Your objective> With the pictures left out, copy the listing below exactly.

Data for the task>

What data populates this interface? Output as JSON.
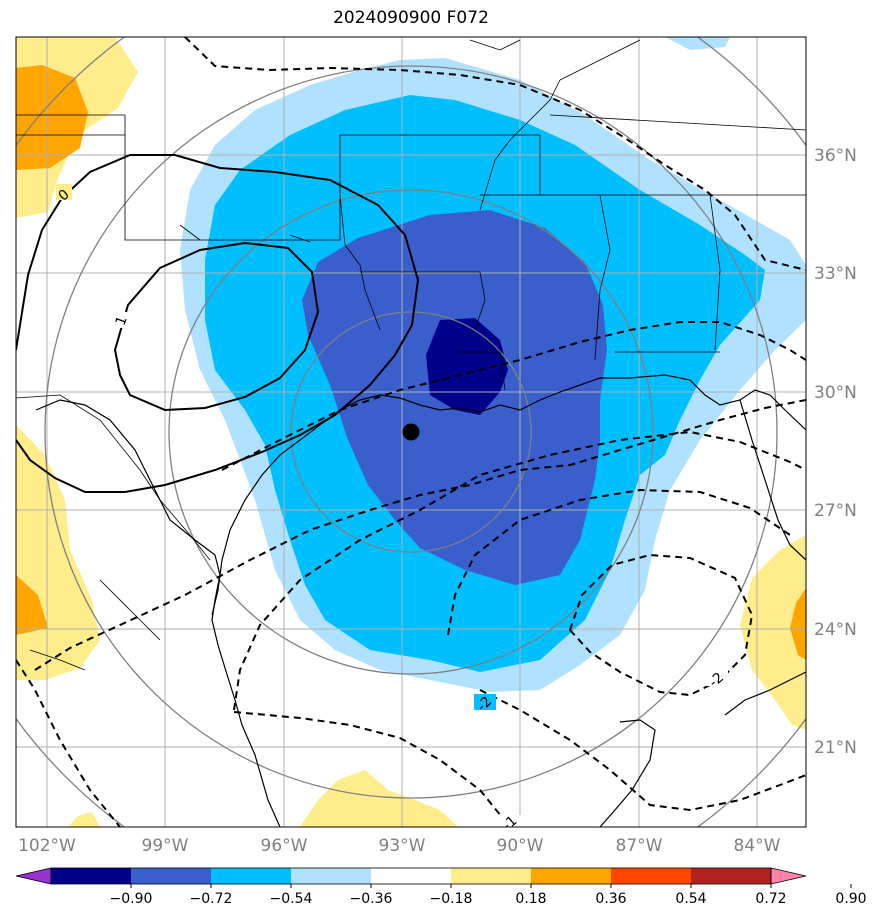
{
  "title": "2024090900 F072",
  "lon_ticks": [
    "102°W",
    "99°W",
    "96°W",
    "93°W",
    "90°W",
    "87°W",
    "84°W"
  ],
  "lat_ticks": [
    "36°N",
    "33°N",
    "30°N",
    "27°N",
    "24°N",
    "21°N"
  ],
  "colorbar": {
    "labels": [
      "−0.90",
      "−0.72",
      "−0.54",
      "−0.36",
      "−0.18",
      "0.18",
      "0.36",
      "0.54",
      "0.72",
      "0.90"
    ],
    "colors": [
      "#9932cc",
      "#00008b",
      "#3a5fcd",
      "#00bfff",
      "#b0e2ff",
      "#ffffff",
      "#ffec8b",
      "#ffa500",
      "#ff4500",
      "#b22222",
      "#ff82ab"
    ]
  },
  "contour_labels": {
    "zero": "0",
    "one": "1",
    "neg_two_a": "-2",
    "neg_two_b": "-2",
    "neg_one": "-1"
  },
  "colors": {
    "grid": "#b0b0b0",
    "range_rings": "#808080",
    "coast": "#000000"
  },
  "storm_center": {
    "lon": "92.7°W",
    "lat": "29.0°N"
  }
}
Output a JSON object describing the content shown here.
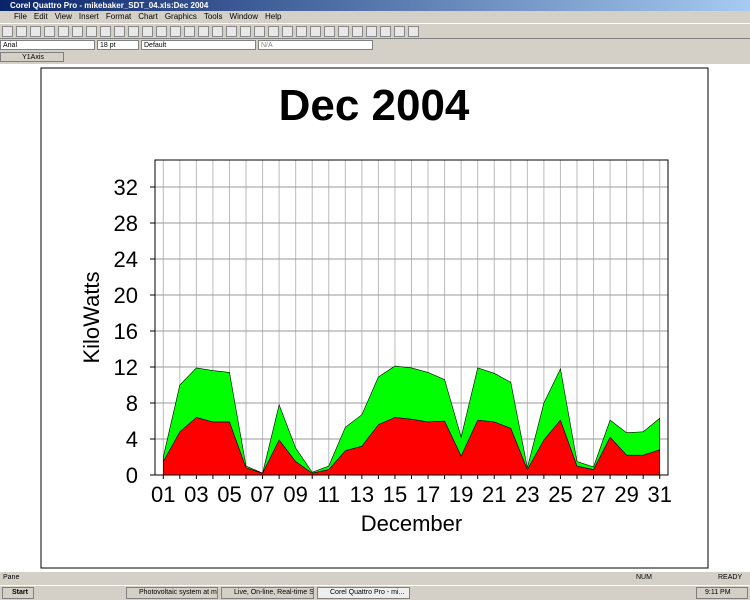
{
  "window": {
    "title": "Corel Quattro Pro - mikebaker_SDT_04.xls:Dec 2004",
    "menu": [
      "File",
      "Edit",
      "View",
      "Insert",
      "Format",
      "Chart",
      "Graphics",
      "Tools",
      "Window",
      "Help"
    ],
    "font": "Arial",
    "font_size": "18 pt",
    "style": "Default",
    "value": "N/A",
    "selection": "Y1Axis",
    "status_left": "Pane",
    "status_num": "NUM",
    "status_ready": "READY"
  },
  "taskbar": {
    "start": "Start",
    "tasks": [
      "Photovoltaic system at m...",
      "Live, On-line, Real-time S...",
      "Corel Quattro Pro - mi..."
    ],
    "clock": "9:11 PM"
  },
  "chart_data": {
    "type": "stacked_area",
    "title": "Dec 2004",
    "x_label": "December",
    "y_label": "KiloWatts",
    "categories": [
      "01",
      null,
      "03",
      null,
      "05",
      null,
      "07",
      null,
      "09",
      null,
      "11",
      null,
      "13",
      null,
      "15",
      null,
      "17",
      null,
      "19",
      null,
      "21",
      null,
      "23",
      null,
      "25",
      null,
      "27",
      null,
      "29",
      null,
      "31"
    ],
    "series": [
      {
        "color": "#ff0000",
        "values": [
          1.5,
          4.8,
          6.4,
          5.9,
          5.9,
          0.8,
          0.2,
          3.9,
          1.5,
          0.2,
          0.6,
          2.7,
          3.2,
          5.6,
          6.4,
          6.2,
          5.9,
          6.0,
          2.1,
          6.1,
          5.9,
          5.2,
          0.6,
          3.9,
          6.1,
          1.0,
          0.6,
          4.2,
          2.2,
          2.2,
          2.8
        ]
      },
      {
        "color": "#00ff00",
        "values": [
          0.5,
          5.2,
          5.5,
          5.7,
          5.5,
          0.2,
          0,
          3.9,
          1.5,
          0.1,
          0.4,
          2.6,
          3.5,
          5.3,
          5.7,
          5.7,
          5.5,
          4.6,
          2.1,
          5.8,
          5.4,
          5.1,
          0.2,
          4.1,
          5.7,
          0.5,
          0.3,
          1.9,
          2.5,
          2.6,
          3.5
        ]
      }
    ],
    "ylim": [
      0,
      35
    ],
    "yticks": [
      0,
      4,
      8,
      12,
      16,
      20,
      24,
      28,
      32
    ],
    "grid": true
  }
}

Answer for this exercise>
What data populates this interface? Output as JSON.
{
  "title": "2024090900 F072",
  "lon_ticks": [
    "102°W",
    "99°W",
    "96°W",
    "93°W",
    "90°W",
    "87°W",
    "84°W"
  ],
  "lat_ticks": [
    "36°N",
    "33°N",
    "30°N",
    "27°N",
    "24°N",
    "21°N"
  ],
  "colorbar": {
    "labels": [
      "−0.90",
      "−0.72",
      "−0.54",
      "−0.36",
      "−0.18",
      "0.18",
      "0.36",
      "0.54",
      "0.72",
      "0.90"
    ],
    "colors": [
      "#9932cc",
      "#00008b",
      "#3a5fcd",
      "#00bfff",
      "#b0e2ff",
      "#ffffff",
      "#ffec8b",
      "#ffa500",
      "#ff4500",
      "#b22222",
      "#ff82ab"
    ]
  },
  "contour_labels": {
    "zero": "0",
    "one": "1",
    "neg_two_a": "-2",
    "neg_two_b": "-2",
    "neg_one": "-1"
  },
  "colors": {
    "grid": "#b0b0b0",
    "range_rings": "#808080",
    "coast": "#000000"
  },
  "storm_center": {
    "lon": "92.7°W",
    "lat": "29.0°N"
  }
}
Output a JSON object describing the content shown here.
{
  "window": {
    "title": "Corel Quattro Pro - mikebaker_SDT_04.xls:Dec 2004",
    "menu": [
      "File",
      "Edit",
      "View",
      "Insert",
      "Format",
      "Chart",
      "Graphics",
      "Tools",
      "Window",
      "Help"
    ],
    "font": "Arial",
    "font_size": "18 pt",
    "style": "Default",
    "value": "N/A",
    "selection": "Y1Axis",
    "status_left": "Pane",
    "status_num": "NUM",
    "status_ready": "READY"
  },
  "taskbar": {
    "start": "Start",
    "tasks": [
      "Photovoltaic system at m...",
      "Live, On-line, Real-time S...",
      "Corel Quattro Pro - mi..."
    ],
    "clock": "9:11 PM"
  },
  "chart_data": {
    "type": "stacked_area",
    "title": "Dec 2004",
    "x_label": "December",
    "y_label": "KiloWatts",
    "categories": [
      "01",
      null,
      "03",
      null,
      "05",
      null,
      "07",
      null,
      "09",
      null,
      "11",
      null,
      "13",
      null,
      "15",
      null,
      "17",
      null,
      "19",
      null,
      "21",
      null,
      "23",
      null,
      "25",
      null,
      "27",
      null,
      "29",
      null,
      "31"
    ],
    "series": [
      {
        "color": "#ff0000",
        "values": [
          1.5,
          4.8,
          6.4,
          5.9,
          5.9,
          0.8,
          0.2,
          3.9,
          1.5,
          0.2,
          0.6,
          2.7,
          3.2,
          5.6,
          6.4,
          6.2,
          5.9,
          6.0,
          2.1,
          6.1,
          5.9,
          5.2,
          0.6,
          3.9,
          6.1,
          1.0,
          0.6,
          4.2,
          2.2,
          2.2,
          2.8
        ]
      },
      {
        "color": "#00ff00",
        "values": [
          0.5,
          5.2,
          5.5,
          5.7,
          5.5,
          0.2,
          0,
          3.9,
          1.5,
          0.1,
          0.4,
          2.6,
          3.5,
          5.3,
          5.7,
          5.7,
          5.5,
          4.6,
          2.1,
          5.8,
          5.4,
          5.1,
          0.2,
          4.1,
          5.7,
          0.5,
          0.3,
          1.9,
          2.5,
          2.6,
          3.5
        ]
      }
    ],
    "ylim": [
      0,
      35
    ],
    "yticks": [
      0,
      4,
      8,
      12,
      16,
      20,
      24,
      28,
      32
    ],
    "grid": true
  }
}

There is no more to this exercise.